- ASSIGNED TASK -
Continue the passage on VIRMA, m⁶A modification, and ribosome biogenesis in brain development, starting after its last sentence.

Ribosomes are tiny molecular machines inside all living cells that build proteins, and ribosome biogenesis is the complex, multi-step process by which they are made. During brain development, neural stem cell proliferation relies on active ribosome biogenesis to meet high protein demand. This process involves the concerted action of numerous ribosomal RNA processing factors and assembly proteins. Studies have shown that precise regulation of ribosome biogenesis is essential for normal brain development and tumor prevention.

N⁶-Methyladenosine (m⁶A) is a widespread post-transcriptional modification in eukaryotes that plays crucial roles in tissue development and homeostasis. However, the mechanisms underlying cellular adaptation to m⁶A modification and their impact on protein synthesis machinery have not been well understood.

In a study published in Science Advances, a collaborative team led by Prof. Zhou Tao from the Shenzhen Institute of Advanced Technology of the Chinese Academy of Sciences and Prof. Shen Bin from Nanjing Medical University has revealed that VIRMA, a protein highly expressed in the embryonic brain and various cancers, regulates brain development by modulating ribosome biogenesis.

VIRMA is an evolutionarily conserved core scaffold protein within the m⁶A methyltransferase complex and is its largest component. Using conditional knockout mice and neural stem cell models, the researchers explored the role of VIRMA in brain development through comprehensive biochemical analyses and multi-omics sequencing.

- RAW DATA -

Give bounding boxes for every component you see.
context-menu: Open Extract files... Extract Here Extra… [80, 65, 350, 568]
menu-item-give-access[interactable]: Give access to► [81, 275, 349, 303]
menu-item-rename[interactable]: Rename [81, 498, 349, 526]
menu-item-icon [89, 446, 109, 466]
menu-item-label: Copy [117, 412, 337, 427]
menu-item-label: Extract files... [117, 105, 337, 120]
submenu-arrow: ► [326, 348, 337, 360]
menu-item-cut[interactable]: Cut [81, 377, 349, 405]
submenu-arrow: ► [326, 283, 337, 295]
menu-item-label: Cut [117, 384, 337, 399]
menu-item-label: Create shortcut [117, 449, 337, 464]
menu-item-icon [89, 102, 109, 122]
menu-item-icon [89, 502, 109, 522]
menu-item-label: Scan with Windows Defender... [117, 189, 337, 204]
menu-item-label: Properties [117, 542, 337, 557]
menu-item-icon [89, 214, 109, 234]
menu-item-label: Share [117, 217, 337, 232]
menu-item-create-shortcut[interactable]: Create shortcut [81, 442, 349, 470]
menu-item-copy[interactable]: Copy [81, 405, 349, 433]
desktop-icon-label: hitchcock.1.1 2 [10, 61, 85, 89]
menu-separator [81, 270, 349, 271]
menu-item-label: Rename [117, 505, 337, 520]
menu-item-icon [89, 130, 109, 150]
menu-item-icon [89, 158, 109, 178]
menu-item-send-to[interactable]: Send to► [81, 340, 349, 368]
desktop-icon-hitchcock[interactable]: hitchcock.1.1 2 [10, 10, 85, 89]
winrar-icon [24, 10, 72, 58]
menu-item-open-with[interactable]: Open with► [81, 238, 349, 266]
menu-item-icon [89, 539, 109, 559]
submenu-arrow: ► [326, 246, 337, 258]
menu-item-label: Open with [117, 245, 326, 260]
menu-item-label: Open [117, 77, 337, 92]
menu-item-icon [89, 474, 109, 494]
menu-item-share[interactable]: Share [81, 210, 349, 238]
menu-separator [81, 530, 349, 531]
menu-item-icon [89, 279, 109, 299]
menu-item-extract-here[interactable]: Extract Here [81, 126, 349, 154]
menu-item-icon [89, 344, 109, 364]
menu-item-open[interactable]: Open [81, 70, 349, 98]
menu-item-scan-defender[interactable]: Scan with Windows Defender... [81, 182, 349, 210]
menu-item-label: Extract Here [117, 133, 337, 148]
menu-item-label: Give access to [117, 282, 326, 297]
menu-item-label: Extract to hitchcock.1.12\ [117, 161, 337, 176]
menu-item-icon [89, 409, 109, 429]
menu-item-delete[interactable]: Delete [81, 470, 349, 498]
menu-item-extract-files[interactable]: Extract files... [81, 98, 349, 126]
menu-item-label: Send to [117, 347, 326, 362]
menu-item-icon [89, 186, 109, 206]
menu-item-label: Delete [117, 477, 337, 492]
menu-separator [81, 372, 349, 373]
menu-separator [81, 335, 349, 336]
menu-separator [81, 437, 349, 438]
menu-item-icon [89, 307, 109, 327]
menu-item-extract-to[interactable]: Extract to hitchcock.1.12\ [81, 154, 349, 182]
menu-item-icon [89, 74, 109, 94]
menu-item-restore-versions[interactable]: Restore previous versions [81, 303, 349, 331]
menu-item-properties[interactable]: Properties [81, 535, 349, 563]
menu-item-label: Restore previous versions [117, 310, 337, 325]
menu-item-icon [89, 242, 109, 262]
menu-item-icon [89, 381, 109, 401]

- TASK RESULT -
Through RNA and m⁶A sequencing and proteomics analysis, the researchers revealed that VIRMA depletion led to a significant reduction in m⁶A levels on mRNA, directly impacting the expression of genes involved in ribosome biogenesis.

Specifically, VIRMA depletion prolonged the half-lives of mRNA involved in ribosome biogenesis, thereby impairing key steps in this process. Consequently, it triggered a p53-dependent stress response, disrupted global protein translation, and impaired cell growth and proliferation. These disruptions ultimately resulted in severe developmental defects.

To evaluate the broader relevance of these findings, the researchers performed preliminary analyses using human breast cancer (MCF7) and cervical cancer (HeLa) cell models. They observed comparable defects in ribosome biogenesis in VIRMA-depleted cancer cells, suggesting a potential conservation of this regulatory mechanism across cell types.

This study expands the understanding of the complex regulatory networks that govern protein synthesis and underscores the critical role of mRNA modifications in fine-tuning essential cellular processes.